__Written request__
Search the listing below for the string "Revenue" and copy every line where it occurs.

__Material to process__
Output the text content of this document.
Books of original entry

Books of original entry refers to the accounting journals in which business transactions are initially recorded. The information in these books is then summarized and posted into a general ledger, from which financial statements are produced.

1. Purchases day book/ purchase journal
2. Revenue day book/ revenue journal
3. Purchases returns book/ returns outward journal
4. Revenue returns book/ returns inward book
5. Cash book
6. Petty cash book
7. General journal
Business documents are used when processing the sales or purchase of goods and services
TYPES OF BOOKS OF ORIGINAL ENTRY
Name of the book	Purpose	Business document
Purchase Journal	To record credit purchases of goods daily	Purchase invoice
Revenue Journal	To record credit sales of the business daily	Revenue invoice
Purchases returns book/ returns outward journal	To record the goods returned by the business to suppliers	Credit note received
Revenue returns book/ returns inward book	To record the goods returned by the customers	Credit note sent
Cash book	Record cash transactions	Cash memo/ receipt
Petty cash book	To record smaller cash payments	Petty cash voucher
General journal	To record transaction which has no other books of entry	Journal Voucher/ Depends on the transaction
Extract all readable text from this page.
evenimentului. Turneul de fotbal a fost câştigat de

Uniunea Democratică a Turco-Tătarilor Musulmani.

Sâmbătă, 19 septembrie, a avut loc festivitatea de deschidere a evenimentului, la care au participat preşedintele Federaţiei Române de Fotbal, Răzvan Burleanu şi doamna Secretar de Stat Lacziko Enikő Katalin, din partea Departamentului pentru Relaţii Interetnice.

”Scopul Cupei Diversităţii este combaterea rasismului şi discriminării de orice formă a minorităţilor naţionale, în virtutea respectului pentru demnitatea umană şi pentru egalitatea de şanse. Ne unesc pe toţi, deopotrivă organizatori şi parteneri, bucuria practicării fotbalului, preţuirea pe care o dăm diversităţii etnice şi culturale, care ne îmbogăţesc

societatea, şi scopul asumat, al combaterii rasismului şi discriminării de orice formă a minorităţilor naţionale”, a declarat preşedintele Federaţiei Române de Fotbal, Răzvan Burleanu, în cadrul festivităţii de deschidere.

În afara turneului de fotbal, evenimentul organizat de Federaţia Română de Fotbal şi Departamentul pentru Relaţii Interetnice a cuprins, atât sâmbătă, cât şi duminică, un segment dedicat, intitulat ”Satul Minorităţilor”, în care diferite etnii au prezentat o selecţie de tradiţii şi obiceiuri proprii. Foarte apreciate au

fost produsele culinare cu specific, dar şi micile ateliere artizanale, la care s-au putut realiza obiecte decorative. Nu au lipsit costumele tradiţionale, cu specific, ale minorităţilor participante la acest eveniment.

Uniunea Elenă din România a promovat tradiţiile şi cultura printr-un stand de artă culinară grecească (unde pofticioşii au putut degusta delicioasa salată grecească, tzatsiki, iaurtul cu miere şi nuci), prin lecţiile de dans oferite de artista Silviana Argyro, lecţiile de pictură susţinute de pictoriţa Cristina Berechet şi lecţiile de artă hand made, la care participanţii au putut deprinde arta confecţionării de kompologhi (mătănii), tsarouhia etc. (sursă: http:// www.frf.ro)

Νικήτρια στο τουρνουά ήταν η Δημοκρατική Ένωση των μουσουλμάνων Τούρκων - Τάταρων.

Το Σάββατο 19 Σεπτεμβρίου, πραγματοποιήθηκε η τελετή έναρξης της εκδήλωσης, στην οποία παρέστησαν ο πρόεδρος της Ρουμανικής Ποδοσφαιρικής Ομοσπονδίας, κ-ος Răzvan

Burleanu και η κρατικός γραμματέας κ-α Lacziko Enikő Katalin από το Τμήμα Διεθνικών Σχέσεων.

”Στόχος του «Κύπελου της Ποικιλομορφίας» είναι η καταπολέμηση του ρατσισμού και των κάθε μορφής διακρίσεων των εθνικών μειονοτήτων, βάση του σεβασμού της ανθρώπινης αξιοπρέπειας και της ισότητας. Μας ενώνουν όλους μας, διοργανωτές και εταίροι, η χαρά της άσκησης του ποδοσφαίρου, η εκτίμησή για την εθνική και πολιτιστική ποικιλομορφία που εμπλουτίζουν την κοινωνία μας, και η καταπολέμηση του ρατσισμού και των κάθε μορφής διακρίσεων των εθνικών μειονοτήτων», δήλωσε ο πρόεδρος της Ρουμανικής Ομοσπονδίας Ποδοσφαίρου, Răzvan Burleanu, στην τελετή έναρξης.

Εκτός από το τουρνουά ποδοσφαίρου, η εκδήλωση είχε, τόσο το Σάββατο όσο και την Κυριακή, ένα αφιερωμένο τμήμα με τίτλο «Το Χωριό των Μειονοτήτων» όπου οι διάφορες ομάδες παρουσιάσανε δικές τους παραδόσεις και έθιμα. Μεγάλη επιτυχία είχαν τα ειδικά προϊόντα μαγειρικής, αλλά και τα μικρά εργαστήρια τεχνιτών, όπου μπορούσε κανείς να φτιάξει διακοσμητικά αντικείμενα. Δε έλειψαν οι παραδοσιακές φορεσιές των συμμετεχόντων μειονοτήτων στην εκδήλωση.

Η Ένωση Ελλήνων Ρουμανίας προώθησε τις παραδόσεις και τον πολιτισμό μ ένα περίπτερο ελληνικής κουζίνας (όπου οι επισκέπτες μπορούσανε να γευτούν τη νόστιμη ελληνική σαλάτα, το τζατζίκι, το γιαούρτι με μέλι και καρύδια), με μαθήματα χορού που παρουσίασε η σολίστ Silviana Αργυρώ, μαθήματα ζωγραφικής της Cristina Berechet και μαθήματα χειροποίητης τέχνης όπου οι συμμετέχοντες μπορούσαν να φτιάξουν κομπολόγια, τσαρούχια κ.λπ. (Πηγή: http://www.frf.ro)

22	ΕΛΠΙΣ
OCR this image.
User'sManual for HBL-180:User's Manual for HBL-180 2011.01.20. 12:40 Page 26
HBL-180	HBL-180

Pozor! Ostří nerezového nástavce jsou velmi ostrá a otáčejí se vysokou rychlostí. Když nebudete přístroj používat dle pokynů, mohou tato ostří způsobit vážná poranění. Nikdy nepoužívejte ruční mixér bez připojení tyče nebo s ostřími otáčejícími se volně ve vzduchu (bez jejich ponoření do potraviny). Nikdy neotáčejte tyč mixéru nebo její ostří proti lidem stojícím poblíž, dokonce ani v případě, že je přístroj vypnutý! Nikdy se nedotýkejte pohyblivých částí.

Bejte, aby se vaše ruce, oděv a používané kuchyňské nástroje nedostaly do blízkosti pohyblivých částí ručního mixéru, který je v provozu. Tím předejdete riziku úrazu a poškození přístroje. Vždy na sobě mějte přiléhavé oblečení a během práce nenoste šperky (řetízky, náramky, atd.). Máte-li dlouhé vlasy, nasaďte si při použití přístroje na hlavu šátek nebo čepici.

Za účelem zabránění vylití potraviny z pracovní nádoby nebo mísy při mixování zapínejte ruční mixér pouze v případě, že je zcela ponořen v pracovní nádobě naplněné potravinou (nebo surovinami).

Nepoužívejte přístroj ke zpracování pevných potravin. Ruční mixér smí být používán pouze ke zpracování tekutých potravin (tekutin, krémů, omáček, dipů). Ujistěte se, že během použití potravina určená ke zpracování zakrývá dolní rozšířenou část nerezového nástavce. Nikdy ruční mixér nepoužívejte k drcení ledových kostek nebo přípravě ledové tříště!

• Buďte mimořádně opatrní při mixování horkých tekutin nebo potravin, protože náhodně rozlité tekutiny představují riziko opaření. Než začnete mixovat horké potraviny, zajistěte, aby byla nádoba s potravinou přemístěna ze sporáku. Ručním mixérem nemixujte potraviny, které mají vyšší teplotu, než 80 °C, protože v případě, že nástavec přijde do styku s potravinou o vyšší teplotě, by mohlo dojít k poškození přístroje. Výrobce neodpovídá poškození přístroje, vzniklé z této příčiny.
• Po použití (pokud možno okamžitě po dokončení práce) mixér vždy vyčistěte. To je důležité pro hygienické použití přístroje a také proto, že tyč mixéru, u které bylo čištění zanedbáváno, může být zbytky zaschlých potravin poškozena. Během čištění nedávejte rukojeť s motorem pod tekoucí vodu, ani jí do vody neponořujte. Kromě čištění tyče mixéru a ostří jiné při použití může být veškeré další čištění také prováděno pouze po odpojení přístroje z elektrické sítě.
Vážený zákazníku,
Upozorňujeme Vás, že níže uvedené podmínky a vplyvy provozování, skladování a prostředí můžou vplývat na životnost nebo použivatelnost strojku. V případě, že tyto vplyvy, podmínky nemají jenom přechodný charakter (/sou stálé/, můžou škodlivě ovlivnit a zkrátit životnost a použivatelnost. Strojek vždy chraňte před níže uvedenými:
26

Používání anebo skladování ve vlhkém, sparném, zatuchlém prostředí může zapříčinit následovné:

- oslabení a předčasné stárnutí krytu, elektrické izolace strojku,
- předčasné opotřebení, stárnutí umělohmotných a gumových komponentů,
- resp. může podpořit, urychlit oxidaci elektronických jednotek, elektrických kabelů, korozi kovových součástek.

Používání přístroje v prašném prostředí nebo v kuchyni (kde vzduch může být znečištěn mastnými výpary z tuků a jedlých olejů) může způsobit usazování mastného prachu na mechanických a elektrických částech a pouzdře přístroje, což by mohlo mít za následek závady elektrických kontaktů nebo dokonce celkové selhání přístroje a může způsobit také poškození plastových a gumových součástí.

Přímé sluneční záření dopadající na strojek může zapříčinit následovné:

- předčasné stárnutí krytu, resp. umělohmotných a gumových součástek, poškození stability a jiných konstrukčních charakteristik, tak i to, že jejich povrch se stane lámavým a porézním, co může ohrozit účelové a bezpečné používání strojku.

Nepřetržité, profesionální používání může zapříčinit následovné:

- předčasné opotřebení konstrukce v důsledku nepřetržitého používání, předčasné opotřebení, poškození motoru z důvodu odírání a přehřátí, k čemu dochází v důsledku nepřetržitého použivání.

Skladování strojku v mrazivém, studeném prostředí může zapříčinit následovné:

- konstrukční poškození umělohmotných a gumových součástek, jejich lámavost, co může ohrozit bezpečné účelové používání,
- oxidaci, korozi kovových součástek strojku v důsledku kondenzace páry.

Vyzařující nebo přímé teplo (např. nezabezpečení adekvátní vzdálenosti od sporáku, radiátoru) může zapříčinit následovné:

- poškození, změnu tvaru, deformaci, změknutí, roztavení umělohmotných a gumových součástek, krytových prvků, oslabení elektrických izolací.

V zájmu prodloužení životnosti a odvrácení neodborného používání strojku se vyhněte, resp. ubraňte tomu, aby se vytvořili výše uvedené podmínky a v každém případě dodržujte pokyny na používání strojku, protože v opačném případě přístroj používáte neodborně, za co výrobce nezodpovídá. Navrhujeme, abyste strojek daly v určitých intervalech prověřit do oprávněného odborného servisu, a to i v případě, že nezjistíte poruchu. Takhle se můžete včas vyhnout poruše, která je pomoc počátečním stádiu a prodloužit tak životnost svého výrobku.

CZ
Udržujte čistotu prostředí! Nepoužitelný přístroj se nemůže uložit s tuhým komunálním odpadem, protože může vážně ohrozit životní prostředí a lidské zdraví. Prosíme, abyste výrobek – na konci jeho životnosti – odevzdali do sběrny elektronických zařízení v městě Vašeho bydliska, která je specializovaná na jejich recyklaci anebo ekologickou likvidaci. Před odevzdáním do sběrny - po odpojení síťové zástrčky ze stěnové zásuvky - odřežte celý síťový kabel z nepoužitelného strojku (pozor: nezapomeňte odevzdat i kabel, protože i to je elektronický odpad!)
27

__Task response__
2. Revenue day book/ revenue journal
4. Revenue returns book/ returns inward book
Revenue Journal	To record credit sales of the business daily	Revenue invoice
Revenue returns book/ returns inward book	To record the goods returned by the customers	Credit note sent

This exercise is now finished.